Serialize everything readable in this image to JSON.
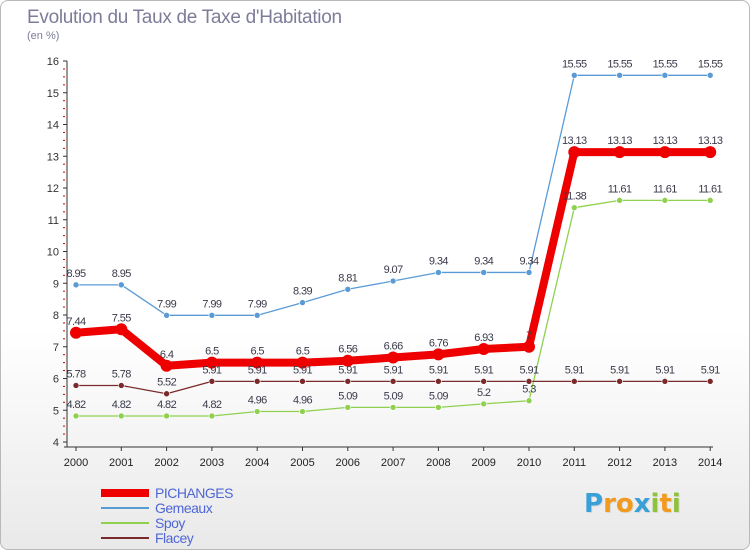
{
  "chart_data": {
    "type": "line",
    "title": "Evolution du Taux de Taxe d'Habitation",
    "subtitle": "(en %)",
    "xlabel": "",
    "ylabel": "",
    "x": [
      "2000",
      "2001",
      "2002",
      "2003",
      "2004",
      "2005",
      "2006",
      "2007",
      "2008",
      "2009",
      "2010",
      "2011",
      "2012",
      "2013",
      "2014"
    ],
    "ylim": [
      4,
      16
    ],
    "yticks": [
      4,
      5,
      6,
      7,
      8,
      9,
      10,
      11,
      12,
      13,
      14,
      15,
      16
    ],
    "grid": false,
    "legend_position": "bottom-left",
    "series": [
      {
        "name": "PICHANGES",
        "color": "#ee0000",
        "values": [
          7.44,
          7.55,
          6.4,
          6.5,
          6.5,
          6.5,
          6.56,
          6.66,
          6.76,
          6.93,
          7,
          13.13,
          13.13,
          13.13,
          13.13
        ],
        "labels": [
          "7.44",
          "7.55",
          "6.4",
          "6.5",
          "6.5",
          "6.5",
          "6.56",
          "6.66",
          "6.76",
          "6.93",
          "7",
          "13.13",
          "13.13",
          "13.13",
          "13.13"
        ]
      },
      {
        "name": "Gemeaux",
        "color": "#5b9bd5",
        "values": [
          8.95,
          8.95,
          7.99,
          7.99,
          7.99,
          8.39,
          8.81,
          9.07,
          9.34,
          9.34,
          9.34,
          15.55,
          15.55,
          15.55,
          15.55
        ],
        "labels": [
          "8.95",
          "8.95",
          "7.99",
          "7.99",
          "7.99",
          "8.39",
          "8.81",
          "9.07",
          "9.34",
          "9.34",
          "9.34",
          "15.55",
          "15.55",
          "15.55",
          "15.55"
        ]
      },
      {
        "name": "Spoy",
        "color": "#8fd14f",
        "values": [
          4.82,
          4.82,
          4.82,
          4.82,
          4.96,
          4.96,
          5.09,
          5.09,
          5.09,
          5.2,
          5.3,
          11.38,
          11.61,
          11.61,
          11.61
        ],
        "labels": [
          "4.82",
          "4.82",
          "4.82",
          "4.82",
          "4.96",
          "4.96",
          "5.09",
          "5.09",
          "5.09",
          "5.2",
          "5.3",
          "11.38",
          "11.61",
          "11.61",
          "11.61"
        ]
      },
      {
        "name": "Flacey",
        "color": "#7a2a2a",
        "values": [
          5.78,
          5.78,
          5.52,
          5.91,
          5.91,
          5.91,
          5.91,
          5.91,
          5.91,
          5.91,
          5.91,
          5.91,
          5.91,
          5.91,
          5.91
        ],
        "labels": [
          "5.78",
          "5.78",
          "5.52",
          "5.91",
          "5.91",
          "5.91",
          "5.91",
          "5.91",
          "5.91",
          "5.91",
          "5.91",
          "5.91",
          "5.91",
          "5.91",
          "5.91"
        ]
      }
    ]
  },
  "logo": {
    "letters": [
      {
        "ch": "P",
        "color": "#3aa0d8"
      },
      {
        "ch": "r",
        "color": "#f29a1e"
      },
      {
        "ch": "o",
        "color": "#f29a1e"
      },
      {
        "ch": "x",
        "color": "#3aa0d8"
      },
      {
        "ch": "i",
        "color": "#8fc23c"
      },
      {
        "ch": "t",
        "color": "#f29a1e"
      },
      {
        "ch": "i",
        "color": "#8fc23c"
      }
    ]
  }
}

------------------------------------------------------------------------

Written problem → Each entry above is to be written out again unchanged, apart from the pictures, which are left out.

Result →
Serialize everything readable in this image to JSON.
{
  "chart_data": {
    "type": "line",
    "title": "Evolution du Taux de Taxe d'Habitation",
    "subtitle": "(en %)",
    "xlabel": "",
    "ylabel": "",
    "x": [
      "2000",
      "2001",
      "2002",
      "2003",
      "2004",
      "2005",
      "2006",
      "2007",
      "2008",
      "2009",
      "2010",
      "2011",
      "2012",
      "2013",
      "2014"
    ],
    "ylim": [
      4,
      16
    ],
    "yticks": [
      4,
      5,
      6,
      7,
      8,
      9,
      10,
      11,
      12,
      13,
      14,
      15,
      16
    ],
    "grid": false,
    "legend_position": "bottom-left",
    "series": [
      {
        "name": "PICHANGES",
        "color": "#ee0000",
        "values": [
          7.44,
          7.55,
          6.4,
          6.5,
          6.5,
          6.5,
          6.56,
          6.66,
          6.76,
          6.93,
          7,
          13.13,
          13.13,
          13.13,
          13.13
        ],
        "labels": [
          "7.44",
          "7.55",
          "6.4",
          "6.5",
          "6.5",
          "6.5",
          "6.56",
          "6.66",
          "6.76",
          "6.93",
          "7",
          "13.13",
          "13.13",
          "13.13",
          "13.13"
        ]
      },
      {
        "name": "Gemeaux",
        "color": "#5b9bd5",
        "values": [
          8.95,
          8.95,
          7.99,
          7.99,
          7.99,
          8.39,
          8.81,
          9.07,
          9.34,
          9.34,
          9.34,
          15.55,
          15.55,
          15.55,
          15.55
        ],
        "labels": [
          "8.95",
          "8.95",
          "7.99",
          "7.99",
          "7.99",
          "8.39",
          "8.81",
          "9.07",
          "9.34",
          "9.34",
          "9.34",
          "15.55",
          "15.55",
          "15.55",
          "15.55"
        ]
      },
      {
        "name": "Spoy",
        "color": "#8fd14f",
        "values": [
          4.82,
          4.82,
          4.82,
          4.82,
          4.96,
          4.96,
          5.09,
          5.09,
          5.09,
          5.2,
          5.3,
          11.38,
          11.61,
          11.61,
          11.61
        ],
        "labels": [
          "4.82",
          "4.82",
          "4.82",
          "4.82",
          "4.96",
          "4.96",
          "5.09",
          "5.09",
          "5.09",
          "5.2",
          "5.3",
          "11.38",
          "11.61",
          "11.61",
          "11.61"
        ]
      },
      {
        "name": "Flacey",
        "color": "#7a2a2a",
        "values": [
          5.78,
          5.78,
          5.52,
          5.91,
          5.91,
          5.91,
          5.91,
          5.91,
          5.91,
          5.91,
          5.91,
          5.91,
          5.91,
          5.91,
          5.91
        ],
        "labels": [
          "5.78",
          "5.78",
          "5.52",
          "5.91",
          "5.91",
          "5.91",
          "5.91",
          "5.91",
          "5.91",
          "5.91",
          "5.91",
          "5.91",
          "5.91",
          "5.91",
          "5.91"
        ]
      }
    ]
  },
  "logo": {
    "letters": [
      {
        "ch": "P",
        "color": "#3aa0d8"
      },
      {
        "ch": "r",
        "color": "#f29a1e"
      },
      {
        "ch": "o",
        "color": "#f29a1e"
      },
      {
        "ch": "x",
        "color": "#3aa0d8"
      },
      {
        "ch": "i",
        "color": "#8fc23c"
      },
      {
        "ch": "t",
        "color": "#f29a1e"
      },
      {
        "ch": "i",
        "color": "#8fc23c"
      }
    ]
  }
}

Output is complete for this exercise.